=== Aim ===
Retype all of the listing exactly, passing over any picture you find.

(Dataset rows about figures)
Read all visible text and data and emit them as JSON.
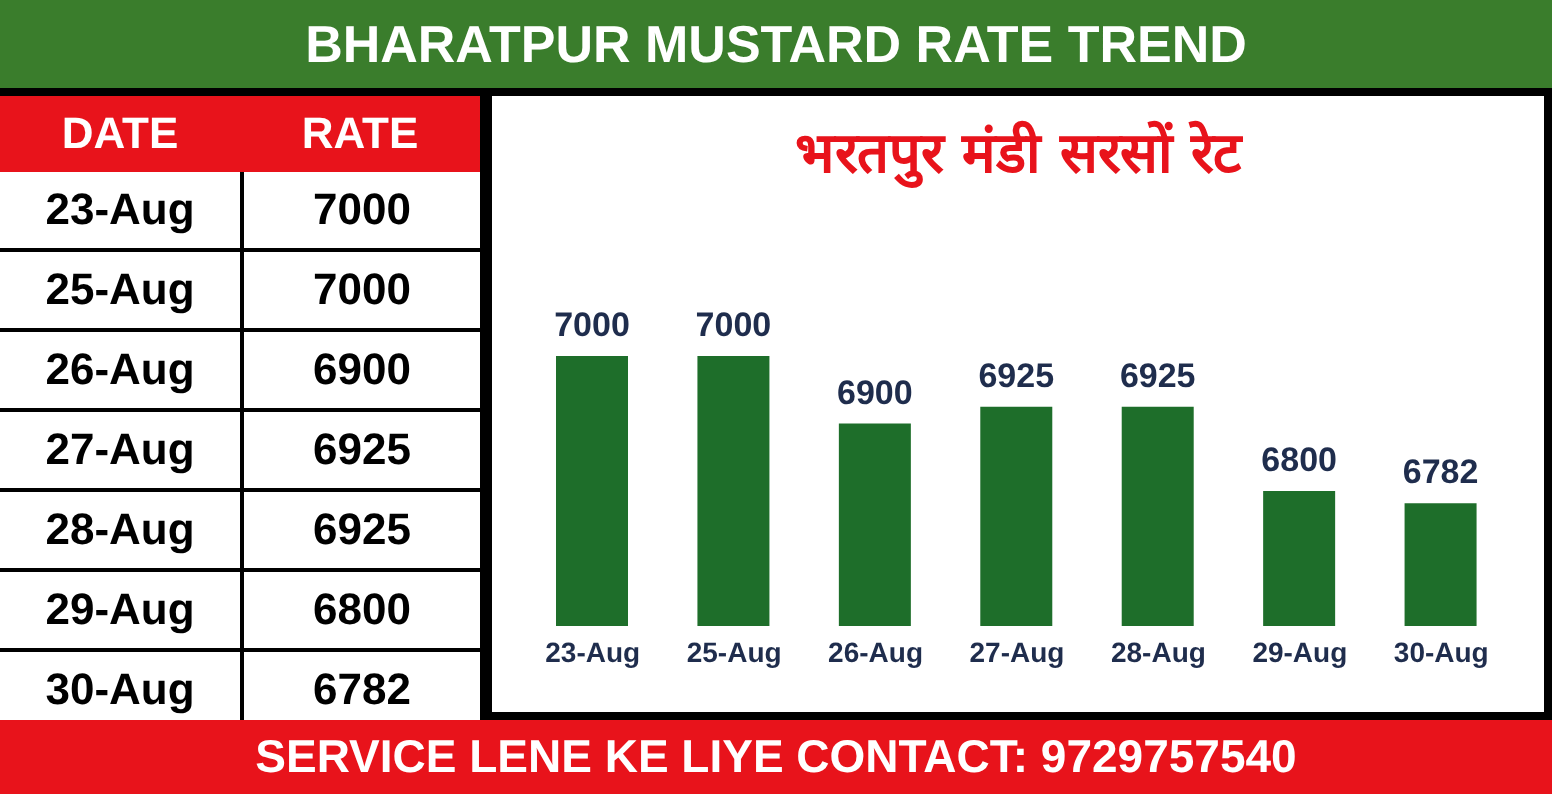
{
  "chart_data": [
    {
      "type": "other",
      "title": "BHARATPUR MUSTARD RATE TREND",
      "annotations": [
        "DATE",
        "RATE"
      ],
      "categories": [
        "23-Aug",
        "25-Aug",
        "26-Aug",
        "27-Aug",
        "28-Aug",
        "29-Aug",
        "30-Aug"
      ],
      "values": [
        7000,
        7000,
        6900,
        6925,
        6925,
        6800,
        6782
      ],
      "data_labels": true
    },
    {
      "type": "bar",
      "title": "भरतपुर मंडी सरसों रेट",
      "categories": [
        "23-Aug",
        "25-Aug",
        "26-Aug",
        "27-Aug",
        "28-Aug",
        "29-Aug",
        "30-Aug"
      ],
      "values": [
        7000,
        7000,
        6900,
        6925,
        6925,
        6800,
        6782
      ],
      "color": "#1e6e2a",
      "ylim": [
        6600,
        7000
      ],
      "data_labels": true,
      "tick_labels": "x",
      "annotations": [
        "SERVICE LENE KE LIYE CONTACT: 9729757540"
      ]
    }
  ]
}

=== Expected output ===
Read all visible text and data and emit them as JSON.
{
  "chart_data": [
    {
      "type": "other",
      "title": "BHARATPUR MUSTARD RATE TREND",
      "annotations": [
        "DATE",
        "RATE"
      ],
      "categories": [
        "23-Aug",
        "25-Aug",
        "26-Aug",
        "27-Aug",
        "28-Aug",
        "29-Aug",
        "30-Aug"
      ],
      "values": [
        7000,
        7000,
        6900,
        6925,
        6925,
        6800,
        6782
      ],
      "data_labels": true
    },
    {
      "type": "bar",
      "title": "भरतपुर मंडी सरसों रेट",
      "categories": [
        "23-Aug",
        "25-Aug",
        "26-Aug",
        "27-Aug",
        "28-Aug",
        "29-Aug",
        "30-Aug"
      ],
      "values": [
        7000,
        7000,
        6900,
        6925,
        6925,
        6800,
        6782
      ],
      "color": "#1e6e2a",
      "ylim": [
        6600,
        7000
      ],
      "data_labels": true,
      "tick_labels": "x",
      "annotations": [
        "SERVICE LENE KE LIYE CONTACT: 9729757540"
      ]
    }
  ]
}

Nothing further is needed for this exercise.